◆ WRITTEN PROBLEM ◆
Without including any images, repeat the data exactly.

◆ LISTED RECORDS ◆
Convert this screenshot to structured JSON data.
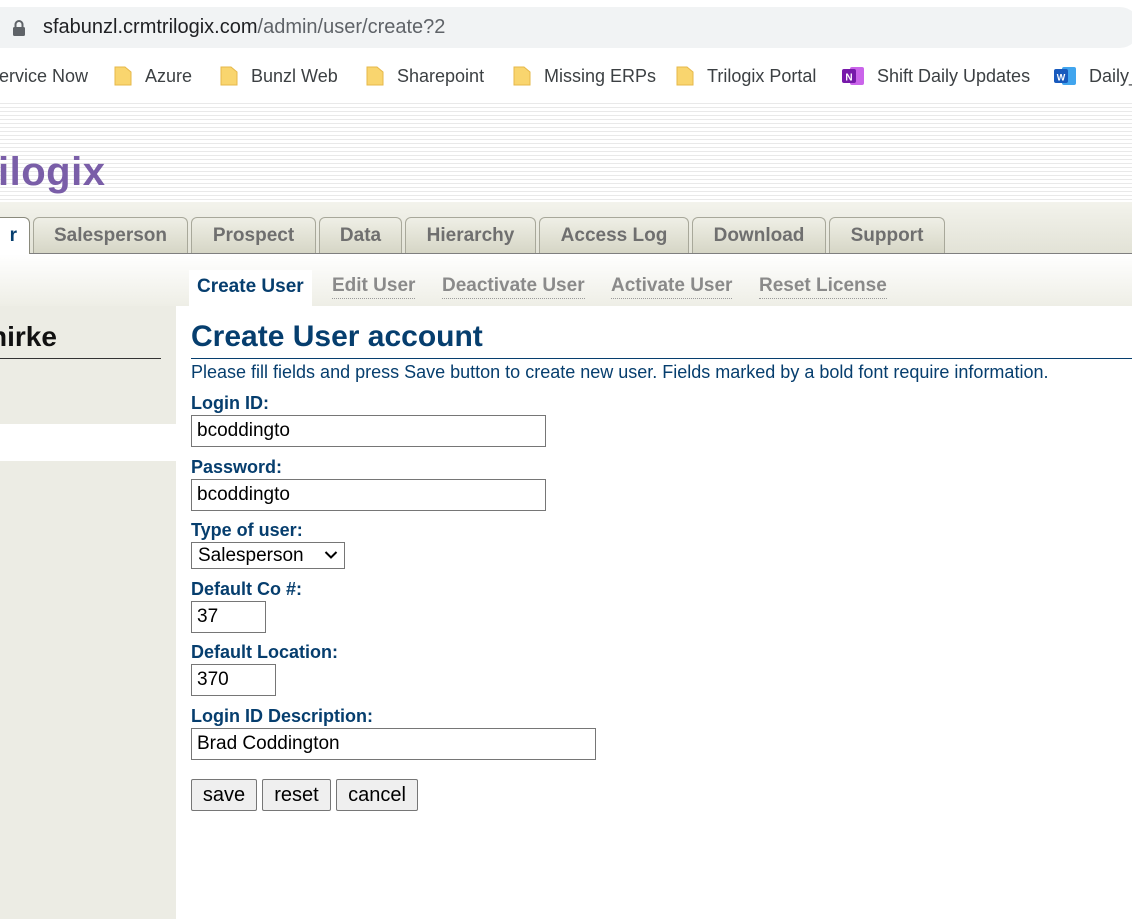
{
  "browser": {
    "url_host": "sfabunzl.crmtrilogix.com",
    "url_path": "/admin/user/create?2",
    "bookmarks": [
      {
        "label": "ervice Now",
        "icon": "none"
      },
      {
        "label": "Azure",
        "icon": "folder-icon"
      },
      {
        "label": "Bunzl Web",
        "icon": "folder-icon"
      },
      {
        "label": "Sharepoint",
        "icon": "folder-icon"
      },
      {
        "label": "Missing ERPs",
        "icon": "folder-icon"
      },
      {
        "label": "Trilogix Portal",
        "icon": "folder-icon"
      },
      {
        "label": "Shift Daily Updates",
        "icon": "onenote-icon"
      },
      {
        "label": "Daily_",
        "icon": "word-icon"
      }
    ]
  },
  "header": {
    "logo_text": "ilogix"
  },
  "tabs": [
    {
      "label": "r",
      "active": true
    },
    {
      "label": "Salesperson",
      "active": false
    },
    {
      "label": "Prospect",
      "active": false
    },
    {
      "label": "Data",
      "active": false
    },
    {
      "label": "Hierarchy",
      "active": false
    },
    {
      "label": "Access Log",
      "active": false
    },
    {
      "label": "Download",
      "active": false
    },
    {
      "label": "Support",
      "active": false
    }
  ],
  "submenu": [
    {
      "label": "Create User",
      "active": true
    },
    {
      "label": "Edit User",
      "active": false
    },
    {
      "label": "Deactivate User",
      "active": false
    },
    {
      "label": "Activate User",
      "active": false
    },
    {
      "label": "Reset License",
      "active": false
    }
  ],
  "sidebar": {
    "username": "hirke"
  },
  "form": {
    "title": "Create User account",
    "intro": "Please fill fields and press Save button to create new user. Fields marked by a bold font require information.",
    "login_id_label": "Login ID:",
    "login_id_value": "bcoddingto",
    "password_label": "Password:",
    "password_value": "bcoddingto",
    "type_label": "Type of user:",
    "type_value": "Salesperson",
    "default_co_label": "Default Co #:",
    "default_co_value": "37",
    "default_location_label": "Default Location:",
    "default_location_value": "370",
    "description_label": "Login ID Description:",
    "description_value": "Brad Coddington",
    "buttons": {
      "save": "save",
      "reset": "reset",
      "cancel": "cancel"
    }
  },
  "colors": {
    "accent": "#063e6e",
    "logo": "#7a5ea8",
    "sidebar_bg": "#ecece4"
  }
}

◆ RESULT OF THE TASK ◆
Convert this screenshot to structured JSON data.
{
  "browser": {
    "url_host": "sfabunzl.crmtrilogix.com",
    "url_path": "/admin/user/create?2",
    "bookmarks": [
      {
        "label": "ervice Now",
        "icon": "none"
      },
      {
        "label": "Azure",
        "icon": "folder-icon"
      },
      {
        "label": "Bunzl Web",
        "icon": "folder-icon"
      },
      {
        "label": "Sharepoint",
        "icon": "folder-icon"
      },
      {
        "label": "Missing ERPs",
        "icon": "folder-icon"
      },
      {
        "label": "Trilogix Portal",
        "icon": "folder-icon"
      },
      {
        "label": "Shift Daily Updates",
        "icon": "onenote-icon"
      },
      {
        "label": "Daily_",
        "icon": "word-icon"
      }
    ]
  },
  "header": {
    "logo_text": "ilogix"
  },
  "tabs": [
    {
      "label": "r",
      "active": true
    },
    {
      "label": "Salesperson",
      "active": false
    },
    {
      "label": "Prospect",
      "active": false
    },
    {
      "label": "Data",
      "active": false
    },
    {
      "label": "Hierarchy",
      "active": false
    },
    {
      "label": "Access Log",
      "active": false
    },
    {
      "label": "Download",
      "active": false
    },
    {
      "label": "Support",
      "active": false
    }
  ],
  "submenu": [
    {
      "label": "Create User",
      "active": true
    },
    {
      "label": "Edit User",
      "active": false
    },
    {
      "label": "Deactivate User",
      "active": false
    },
    {
      "label": "Activate User",
      "active": false
    },
    {
      "label": "Reset License",
      "active": false
    }
  ],
  "sidebar": {
    "username": "hirke"
  },
  "form": {
    "title": "Create User account",
    "intro": "Please fill fields and press Save button to create new user. Fields marked by a bold font require information.",
    "login_id_label": "Login ID:",
    "login_id_value": "bcoddingto",
    "password_label": "Password:",
    "password_value": "bcoddingto",
    "type_label": "Type of user:",
    "type_value": "Salesperson",
    "default_co_label": "Default Co #:",
    "default_co_value": "37",
    "default_location_label": "Default Location:",
    "default_location_value": "370",
    "description_label": "Login ID Description:",
    "description_value": "Brad Coddington",
    "buttons": {
      "save": "save",
      "reset": "reset",
      "cancel": "cancel"
    }
  },
  "colors": {
    "accent": "#063e6e",
    "logo": "#7a5ea8",
    "sidebar_bg": "#ecece4"
  }
}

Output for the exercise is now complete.